[Dataset excerpt]
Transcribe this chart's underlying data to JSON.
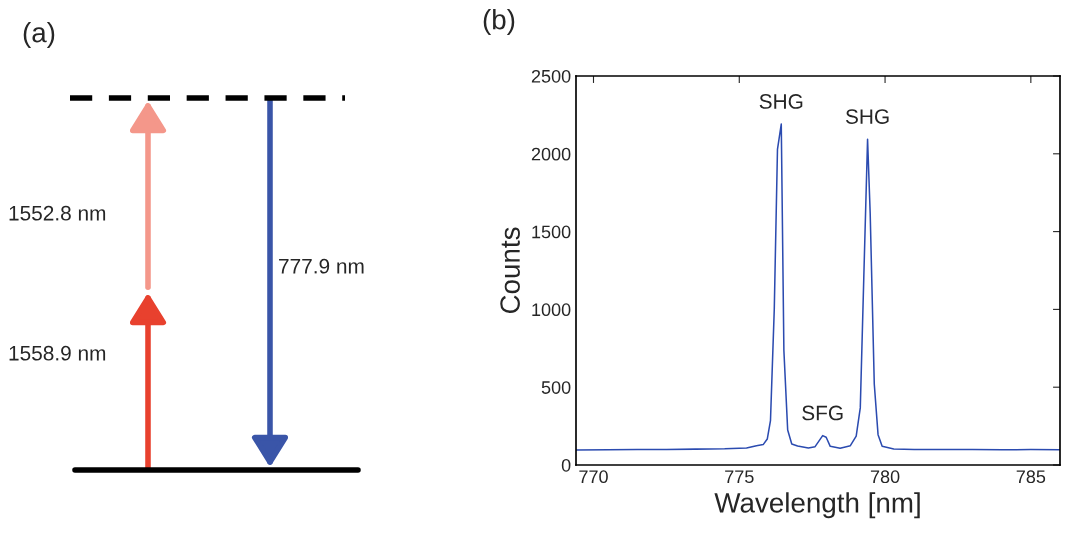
{
  "chart_data": [
    {
      "type": "other",
      "title": "(a)",
      "annotations": [
        "1552.8 nm",
        "1558.9 nm",
        "777.9 nm"
      ]
    },
    {
      "type": "line",
      "title": "(b)",
      "xlabel": "Wavelength [nm]",
      "ylabel": "Counts",
      "xlim": [
        769.4,
        786
      ],
      "ylim": [
        0,
        2500
      ],
      "xticks": [
        770,
        775,
        780,
        785
      ],
      "yticks": [
        0,
        500,
        1000,
        1500,
        2000,
        2500
      ],
      "grid": false,
      "legend": false,
      "annotations": [
        {
          "text": "SHG",
          "x": 776.44,
          "y": 2191
        },
        {
          "text": "SFG",
          "x": 777.86,
          "y": 189
        },
        {
          "text": "SHG",
          "x": 779.4,
          "y": 2094
        }
      ],
      "series": [
        {
          "color": "#2b4bb0",
          "x": [
            769.4,
            770.5,
            771.5,
            772.5,
            773.5,
            774.5,
            775.25,
            775.59,
            775.82,
            775.96,
            776.07,
            776.2,
            776.31,
            776.44,
            776.53,
            776.66,
            776.8,
            777.0,
            777.37,
            777.6,
            777.86,
            777.98,
            778.12,
            778.46,
            778.81,
            779.01,
            779.15,
            779.27,
            779.4,
            779.49,
            779.63,
            779.76,
            779.9,
            780.3,
            781,
            782,
            783,
            784,
            785,
            786
          ],
          "values": [
            97,
            98,
            100,
            99,
            102,
            104,
            109,
            124,
            131,
            167,
            285,
            1000,
            2028,
            2191,
            736,
            225,
            135,
            122,
            110,
            118,
            189,
            178,
            120,
            107,
            124,
            185,
            367,
            1200,
            2094,
            1616,
            521,
            195,
            120,
            103,
            100,
            99,
            100,
            98,
            99,
            98
          ]
        }
      ]
    }
  ]
}
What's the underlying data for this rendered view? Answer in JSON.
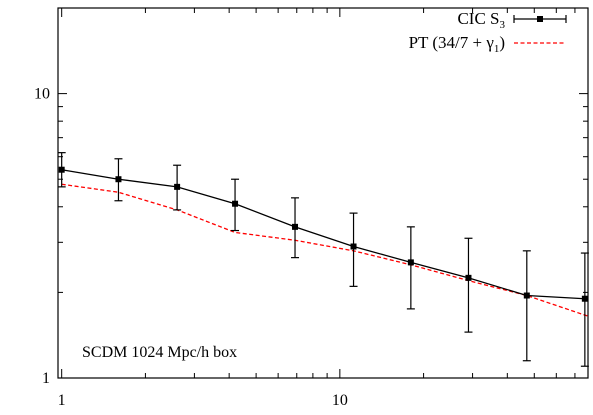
{
  "chart_data": {
    "type": "line",
    "xscale": "log",
    "yscale": "log",
    "xlim": [
      0.97,
      78
    ],
    "ylim": [
      1,
      20
    ],
    "x_ticks": [
      1,
      10
    ],
    "x_tick_labels": [
      "1",
      "10"
    ],
    "y_ticks": [
      1,
      10
    ],
    "y_tick_labels": [
      "1",
      "10"
    ],
    "grid": false,
    "legend_position": "top-right",
    "annotation": "SCDM 1024 Mpc/h box",
    "series": [
      {
        "name": "CIC S3",
        "legend_main": "CIC S",
        "legend_sub": "3",
        "style": "solid-square-errorbars",
        "color": "#000000",
        "x": [
          1.0,
          1.6,
          2.6,
          4.2,
          6.9,
          11.2,
          18.0,
          29.0,
          47.0,
          76.0
        ],
        "y": [
          5.4,
          5.0,
          4.7,
          4.1,
          3.4,
          2.9,
          2.55,
          2.25,
          1.95,
          1.9
        ],
        "yerr_low": [
          4.7,
          4.2,
          3.9,
          3.3,
          2.65,
          2.1,
          1.75,
          1.45,
          1.15,
          1.1
        ],
        "yerr_high": [
          6.2,
          5.9,
          5.6,
          5.0,
          4.3,
          3.8,
          3.4,
          3.1,
          2.8,
          2.75
        ]
      },
      {
        "name": "PT (34/7 + γ1)",
        "legend_main": "PT (34/7 + γ",
        "legend_sub": "1",
        "legend_tail": ")",
        "style": "dashed",
        "color": "#ff0000",
        "x": [
          1.0,
          1.6,
          2.6,
          4.2,
          6.9,
          11.2,
          18.0,
          29.0,
          47.0,
          78.0
        ],
        "y": [
          4.8,
          4.5,
          3.9,
          3.25,
          3.05,
          2.8,
          2.5,
          2.2,
          1.95,
          1.65
        ]
      }
    ]
  }
}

(WHAT TO DO)
Retype all the records shown above, character for character. Omit every picture.

(THE ANSWER)
Transcribe this chart's underlying data to JSON.
{
  "chart_data": [
    {
      "type": "other",
      "title": "(a)",
      "annotations": [
        "1552.8 nm",
        "1558.9 nm",
        "777.9 nm"
      ]
    },
    {
      "type": "line",
      "title": "(b)",
      "xlabel": "Wavelength [nm]",
      "ylabel": "Counts",
      "xlim": [
        769.4,
        786
      ],
      "ylim": [
        0,
        2500
      ],
      "xticks": [
        770,
        775,
        780,
        785
      ],
      "yticks": [
        0,
        500,
        1000,
        1500,
        2000,
        2500
      ],
      "grid": false,
      "legend": false,
      "annotations": [
        {
          "text": "SHG",
          "x": 776.44,
          "y": 2191
        },
        {
          "text": "SFG",
          "x": 777.86,
          "y": 189
        },
        {
          "text": "SHG",
          "x": 779.4,
          "y": 2094
        }
      ],
      "series": [
        {
          "color": "#2b4bb0",
          "x": [
            769.4,
            770.5,
            771.5,
            772.5,
            773.5,
            774.5,
            775.25,
            775.59,
            775.82,
            775.96,
            776.07,
            776.2,
            776.31,
            776.44,
            776.53,
            776.66,
            776.8,
            777.0,
            777.37,
            777.6,
            777.86,
            777.98,
            778.12,
            778.46,
            778.81,
            779.01,
            779.15,
            779.27,
            779.4,
            779.49,
            779.63,
            779.76,
            779.9,
            780.3,
            781,
            782,
            783,
            784,
            785,
            786
          ],
          "values": [
            97,
            98,
            100,
            99,
            102,
            104,
            109,
            124,
            131,
            167,
            285,
            1000,
            2028,
            2191,
            736,
            225,
            135,
            122,
            110,
            118,
            189,
            178,
            120,
            107,
            124,
            185,
            367,
            1200,
            2094,
            1616,
            521,
            195,
            120,
            103,
            100,
            99,
            100,
            98,
            99,
            98
          ]
        }
      ]
    }
  ]
}
What's the underlying data for this rendered view? Answer in JSON.
{
  "chart_data": {
    "type": "line",
    "xscale": "log",
    "yscale": "log",
    "xlim": [
      0.97,
      78
    ],
    "ylim": [
      1,
      20
    ],
    "x_ticks": [
      1,
      10
    ],
    "x_tick_labels": [
      "1",
      "10"
    ],
    "y_ticks": [
      1,
      10
    ],
    "y_tick_labels": [
      "1",
      "10"
    ],
    "grid": false,
    "legend_position": "top-right",
    "annotation": "SCDM 1024 Mpc/h box",
    "series": [
      {
        "name": "CIC S3",
        "legend_main": "CIC S",
        "legend_sub": "3",
        "style": "solid-square-errorbars",
        "color": "#000000",
        "x": [
          1.0,
          1.6,
          2.6,
          4.2,
          6.9,
          11.2,
          18.0,
          29.0,
          47.0,
          76.0
        ],
        "y": [
          5.4,
          5.0,
          4.7,
          4.1,
          3.4,
          2.9,
          2.55,
          2.25,
          1.95,
          1.9
        ],
        "yerr_low": [
          4.7,
          4.2,
          3.9,
          3.3,
          2.65,
          2.1,
          1.75,
          1.45,
          1.15,
          1.1
        ],
        "yerr_high": [
          6.2,
          5.9,
          5.6,
          5.0,
          4.3,
          3.8,
          3.4,
          3.1,
          2.8,
          2.75
        ]
      },
      {
        "name": "PT (34/7 + γ1)",
        "legend_main": "PT (34/7 + γ",
        "legend_sub": "1",
        "legend_tail": ")",
        "style": "dashed",
        "color": "#ff0000",
        "x": [
          1.0,
          1.6,
          2.6,
          4.2,
          6.9,
          11.2,
          18.0,
          29.0,
          47.0,
          78.0
        ],
        "y": [
          4.8,
          4.5,
          3.9,
          3.25,
          3.05,
          2.8,
          2.5,
          2.2,
          1.95,
          1.65
        ]
      }
    ]
  }
}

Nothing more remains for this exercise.